- INSTRUCTIONS TO FOLLOW: With the pictures excluded, repeat every entry exactly.

Records drawn from a dataset:
BEGIN
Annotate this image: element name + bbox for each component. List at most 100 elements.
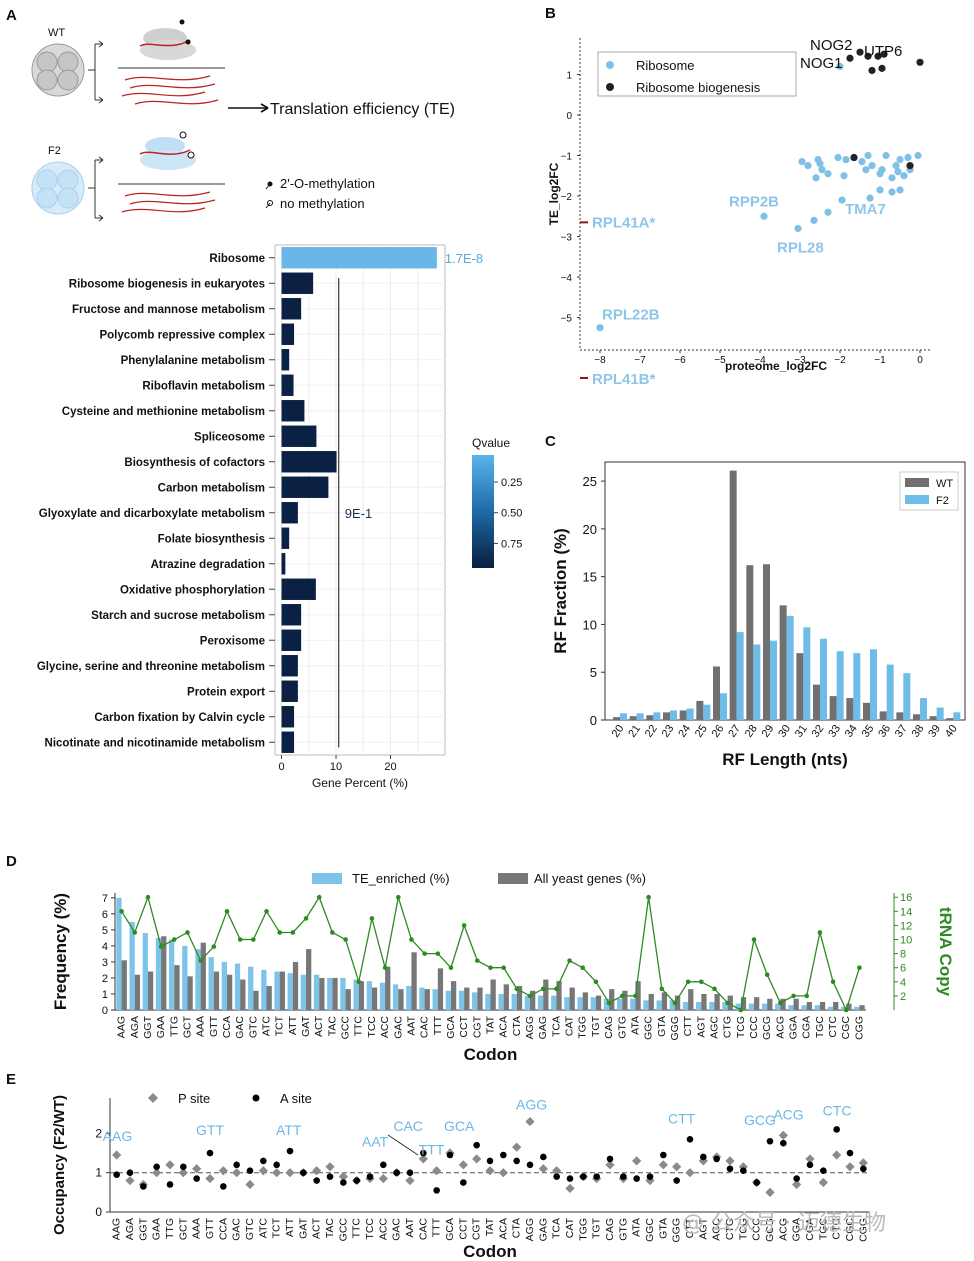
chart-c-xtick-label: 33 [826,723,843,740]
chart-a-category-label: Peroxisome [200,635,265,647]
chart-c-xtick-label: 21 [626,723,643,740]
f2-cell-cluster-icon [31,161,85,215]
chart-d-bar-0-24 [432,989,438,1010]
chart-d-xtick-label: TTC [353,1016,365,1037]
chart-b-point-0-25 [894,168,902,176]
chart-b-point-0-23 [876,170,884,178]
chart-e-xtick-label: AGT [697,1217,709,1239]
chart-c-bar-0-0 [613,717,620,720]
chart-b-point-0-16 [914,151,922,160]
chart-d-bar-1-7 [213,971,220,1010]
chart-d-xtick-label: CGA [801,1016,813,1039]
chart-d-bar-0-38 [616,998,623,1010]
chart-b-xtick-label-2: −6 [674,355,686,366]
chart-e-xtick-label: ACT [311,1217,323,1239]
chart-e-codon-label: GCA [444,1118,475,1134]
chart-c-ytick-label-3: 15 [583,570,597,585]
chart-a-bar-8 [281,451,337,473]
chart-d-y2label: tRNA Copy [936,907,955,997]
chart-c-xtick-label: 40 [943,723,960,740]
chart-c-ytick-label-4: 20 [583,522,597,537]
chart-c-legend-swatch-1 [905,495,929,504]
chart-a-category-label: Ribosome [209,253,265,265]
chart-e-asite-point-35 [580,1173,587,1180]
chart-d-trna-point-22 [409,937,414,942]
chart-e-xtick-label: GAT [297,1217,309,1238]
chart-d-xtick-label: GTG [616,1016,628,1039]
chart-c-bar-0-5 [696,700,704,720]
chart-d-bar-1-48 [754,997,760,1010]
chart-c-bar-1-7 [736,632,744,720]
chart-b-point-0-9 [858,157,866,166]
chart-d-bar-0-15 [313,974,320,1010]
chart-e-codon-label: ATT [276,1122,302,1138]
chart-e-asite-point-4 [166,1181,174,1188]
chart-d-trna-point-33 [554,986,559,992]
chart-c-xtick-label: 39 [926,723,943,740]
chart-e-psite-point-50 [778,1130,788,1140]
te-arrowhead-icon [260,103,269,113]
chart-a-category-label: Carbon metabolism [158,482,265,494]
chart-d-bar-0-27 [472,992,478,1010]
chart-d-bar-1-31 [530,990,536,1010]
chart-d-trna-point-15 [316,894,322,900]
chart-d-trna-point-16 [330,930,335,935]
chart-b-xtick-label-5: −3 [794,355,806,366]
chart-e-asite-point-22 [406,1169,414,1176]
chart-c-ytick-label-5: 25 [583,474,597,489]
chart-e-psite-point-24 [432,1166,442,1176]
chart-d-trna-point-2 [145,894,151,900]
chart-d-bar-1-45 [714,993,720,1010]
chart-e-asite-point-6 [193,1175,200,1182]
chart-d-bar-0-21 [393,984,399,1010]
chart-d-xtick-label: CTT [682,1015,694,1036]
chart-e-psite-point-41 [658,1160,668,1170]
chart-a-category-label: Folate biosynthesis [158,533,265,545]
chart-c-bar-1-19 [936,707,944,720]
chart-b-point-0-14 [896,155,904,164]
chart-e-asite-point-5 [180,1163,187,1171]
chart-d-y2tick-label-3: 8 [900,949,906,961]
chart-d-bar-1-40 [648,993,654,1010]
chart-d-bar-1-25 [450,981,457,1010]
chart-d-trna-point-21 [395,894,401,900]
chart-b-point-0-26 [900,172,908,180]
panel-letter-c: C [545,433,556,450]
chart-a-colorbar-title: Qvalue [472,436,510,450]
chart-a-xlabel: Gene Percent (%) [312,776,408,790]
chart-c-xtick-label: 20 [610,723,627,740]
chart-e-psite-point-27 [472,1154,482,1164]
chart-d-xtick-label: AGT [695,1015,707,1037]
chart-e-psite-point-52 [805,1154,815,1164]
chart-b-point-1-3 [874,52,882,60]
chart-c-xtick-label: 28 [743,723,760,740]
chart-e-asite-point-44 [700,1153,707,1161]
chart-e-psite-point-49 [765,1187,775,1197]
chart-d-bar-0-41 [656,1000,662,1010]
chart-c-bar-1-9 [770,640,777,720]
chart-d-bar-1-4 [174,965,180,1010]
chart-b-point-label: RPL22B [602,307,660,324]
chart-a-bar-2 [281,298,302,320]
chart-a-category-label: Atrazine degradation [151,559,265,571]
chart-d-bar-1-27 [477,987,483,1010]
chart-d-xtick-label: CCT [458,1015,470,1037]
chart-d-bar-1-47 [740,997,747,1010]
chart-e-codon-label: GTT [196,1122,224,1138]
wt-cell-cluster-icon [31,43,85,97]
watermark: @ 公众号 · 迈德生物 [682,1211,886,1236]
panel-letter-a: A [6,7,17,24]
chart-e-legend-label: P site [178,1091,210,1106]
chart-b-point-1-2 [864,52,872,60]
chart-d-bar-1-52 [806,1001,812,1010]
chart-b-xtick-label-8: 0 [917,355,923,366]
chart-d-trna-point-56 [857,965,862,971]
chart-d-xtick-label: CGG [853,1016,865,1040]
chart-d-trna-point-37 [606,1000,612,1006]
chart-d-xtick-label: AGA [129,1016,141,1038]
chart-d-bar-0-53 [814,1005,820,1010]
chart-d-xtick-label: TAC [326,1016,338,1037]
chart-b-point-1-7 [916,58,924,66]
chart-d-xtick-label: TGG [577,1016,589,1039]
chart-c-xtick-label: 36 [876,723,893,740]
END
- SOLVED PROBLEM:
Annotate this image: element name + bbox for each component. List at most 100 elements.
chart-c-xtick-label: 33 [826,723,843,740]
chart-a-category-label: Peroxisome [200,635,265,647]
chart-c-xtick-label: 21 [626,723,643,740]
f2-cell-cluster-icon [31,161,85,215]
chart-d-bar-0-24 [432,989,438,1010]
chart-d-xtick-label: TTC [353,1016,365,1037]
chart-b-point-0-25 [894,168,902,176]
chart-b-point-0-23 [876,170,884,178]
chart-e-xtick-label: AGT [697,1217,709,1239]
chart-c-bar-0-0 [613,717,620,720]
chart-b-point-0-16 [914,151,922,160]
chart-d-bar-1-7 [213,971,220,1010]
chart-d-xtick-label: CGA [801,1016,813,1039]
chart-d-bar-0-38 [616,998,623,1010]
chart-b-xtick-label-2: −6 [674,355,686,366]
chart-e-xtick-label: ACT [311,1217,323,1239]
chart-e-codon-label: GCA [444,1118,475,1134]
chart-c-ytick-label-3: 15 [583,570,597,585]
chart-a-bar-8 [281,451,337,473]
chart-d-y2label: tRNA Copy [936,907,955,997]
chart-c-xtick-label: 40 [943,723,960,740]
chart-c-ytick-label-4: 20 [583,522,597,537]
chart-c-legend-swatch-1 [905,495,929,504]
chart-a-category-label: Ribosome [209,253,265,265]
chart-e-asite-point-35 [580,1173,587,1180]
chart-d-trna-point-22 [409,937,414,942]
chart-e-xtick-label: GAT [297,1217,309,1238]
chart-d-xtick-label: GTG [616,1016,628,1039]
chart-c-bar-0-5 [696,700,704,720]
chart-d-bar-1-48 [754,997,760,1010]
chart-c-bar-1-7 [736,632,744,720]
chart-b-point-0-9 [858,157,866,166]
chart-d-bar-0-15 [313,974,320,1010]
chart-e-codon-label: ATT [276,1122,302,1138]
chart-e-asite-point-4 [166,1181,174,1188]
chart-d-trna-point-33 [554,986,559,992]
chart-c-xtick-label: 39 [926,723,943,740]
chart-e-psite-point-50 [778,1130,788,1140]
te-arrowhead-icon [260,103,269,113]
chart-a-category-label: Carbon metabolism [158,482,265,494]
chart-d-bar-0-27 [472,992,478,1010]
chart-d-bar-1-31 [530,990,536,1010]
chart-d-trna-point-15 [316,894,322,900]
chart-d-trna-point-16 [330,930,335,935]
chart-b-xtick-label-5: −3 [794,355,806,366]
chart-e-asite-point-22 [406,1169,414,1176]
chart-c-ytick-label-5: 25 [583,474,597,489]
chart-e-psite-point-24 [432,1166,442,1176]
chart-d-trna-point-2 [145,894,151,900]
chart-d-bar-1-45 [714,993,720,1010]
chart-e-asite-point-6 [193,1175,200,1182]
chart-d-bar-0-21 [393,984,399,1010]
chart-d-xtick-label: CTT [682,1015,694,1036]
chart-e-psite-point-41 [658,1160,668,1170]
chart-a-category-label: Folate biosynthesis [158,533,265,545]
chart-c-bar-1-19 [936,707,944,720]
chart-b-point-0-14 [896,155,904,164]
chart-e-asite-point-5 [180,1163,187,1171]
chart-d-y2tick-label-3: 8 [900,949,906,961]
chart-d-bar-1-40 [648,993,654,1010]
chart-d-bar-1-25 [450,981,457,1010]
chart-d-trna-point-21 [395,894,401,900]
chart-b-point-0-26 [900,172,908,180]
panel-letter-c: C [545,433,556,450]
chart-a-colorbar-title: Qvalue [472,436,510,450]
chart-a-xlabel: Gene Percent (%) [312,776,408,790]
chart-c-xtick-label: 20 [610,723,627,740]
chart-e-psite-point-27 [472,1154,482,1164]
chart-d-xtick-label: AGT [695,1015,707,1037]
chart-e-psite-point-52 [805,1154,815,1164]
chart-b-point-1-3 [874,52,882,60]
chart-c-xtick-label: 28 [743,723,760,740]
chart-e-asite-point-44 [700,1153,707,1161]
chart-e-psite-point-49 [765,1187,775,1197]
chart-d-bar-0-41 [656,1000,662,1010]
chart-c-bar-1-9 [770,640,777,720]
chart-d-bar-1-4 [174,965,180,1010]
chart-b-point-label: RPL22B [602,307,660,324]
chart-a-bar-2 [281,298,302,320]
chart-a-category-label: Atrazine degradation [151,559,265,571]
chart-d-bar-1-27 [477,987,483,1010]
chart-d-xtick-label: CCT [458,1015,470,1037]
chart-d-bar-1-47 [740,997,747,1010]
chart-e-codon-label: GTT [196,1122,224,1138]
wt-cell-cluster-icon [31,43,85,97]
watermark: @ 公众号 · 迈德生物 [682,1211,886,1236]
panel-letter-a: A [6,7,17,24]
chart-e-legend-label: P site [178,1091,210,1106]
chart-b-point-1-2 [864,52,872,60]
chart-d-bar-1-52 [806,1001,812,1010]
chart-b-xtick-label-8: 0 [917,355,923,366]
chart-d-trna-point-56 [857,965,862,971]
chart-d-xtick-label: CGG [853,1016,865,1040]
chart-d-trna-point-37 [606,1000,612,1006]
chart-d-xtick-label: AGA [129,1016,141,1038]
chart-d-bar-0-53 [814,1005,820,1010]
chart-d-xtick-label: TAC [326,1016,338,1037]
chart-b-point-1-7 [916,58,924,66]
chart-d-xtick-label: TGG [577,1016,589,1039]
chart-c-xtick-label: 36 [876,723,893,740]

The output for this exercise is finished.